GIVEN PROBLEM:
Pick out the lines containing "Calorías".

(Recorded data)
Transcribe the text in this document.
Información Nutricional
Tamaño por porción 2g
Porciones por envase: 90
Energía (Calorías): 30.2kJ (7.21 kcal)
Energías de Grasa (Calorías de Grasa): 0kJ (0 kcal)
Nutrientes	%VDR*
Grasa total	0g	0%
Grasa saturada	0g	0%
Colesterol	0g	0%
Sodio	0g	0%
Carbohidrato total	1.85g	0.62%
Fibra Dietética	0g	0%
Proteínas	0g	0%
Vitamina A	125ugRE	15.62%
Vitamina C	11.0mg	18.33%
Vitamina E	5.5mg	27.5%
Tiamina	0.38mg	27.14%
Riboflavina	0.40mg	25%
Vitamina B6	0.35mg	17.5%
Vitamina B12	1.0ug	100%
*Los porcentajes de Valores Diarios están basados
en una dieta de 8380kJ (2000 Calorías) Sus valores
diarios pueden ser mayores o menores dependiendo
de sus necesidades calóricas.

EXPECTED ANSWER:
Energía (Calorías): 30.2kJ (7.21 kcal)
Energías de Grasa (Calorías de Grasa): 0kJ (0 kcal)
en una dieta de 8380kJ (2000 Calorías) Sus valores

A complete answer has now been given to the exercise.